_WRITTEN REQUEST_
Find the lines of data that contain the string "values", then list them.

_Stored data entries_
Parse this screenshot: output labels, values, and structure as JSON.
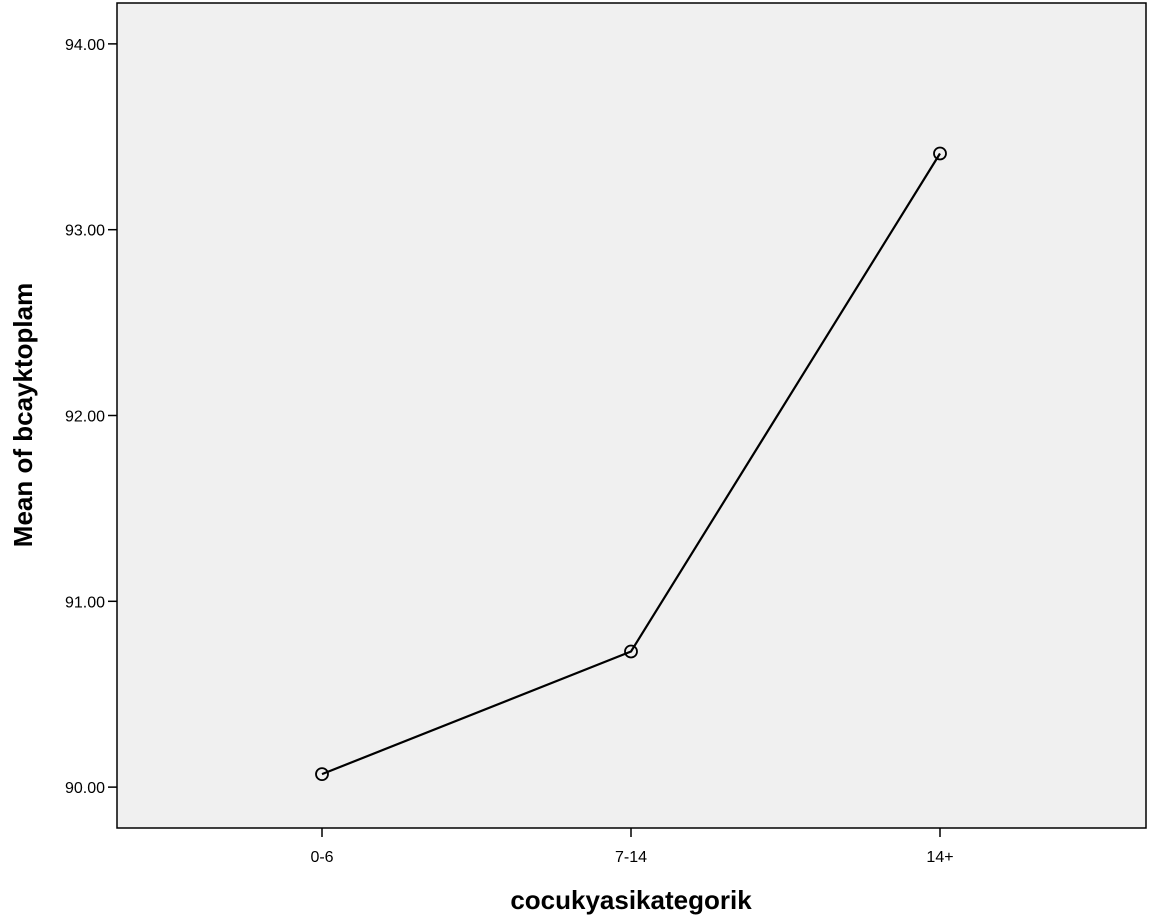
{
  "chart_data": {
    "type": "line",
    "title": "",
    "xlabel": "cocukyasikategorik",
    "ylabel": "Mean of bcayktoplam",
    "categories": [
      "0-6",
      "7-14",
      "14+"
    ],
    "series": [
      {
        "values": [
          90.07,
          90.73,
          93.41
        ]
      }
    ],
    "ylim": [
      89.78,
      94.22
    ],
    "yticks": [
      90.0,
      91.0,
      92.0,
      93.0,
      94.0
    ],
    "ytick_labels": [
      "90.00",
      "91.00",
      "92.00",
      "93.00",
      "94.00"
    ],
    "grid": false,
    "marker": "open-circle",
    "colors": {
      "plot_background": "#f0f0f0",
      "line": "#000000"
    }
  }
}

_OUTPUT FOR THIS TASK_
Parse this screenshot: output labels, values, and structure as JSON.
        "values": [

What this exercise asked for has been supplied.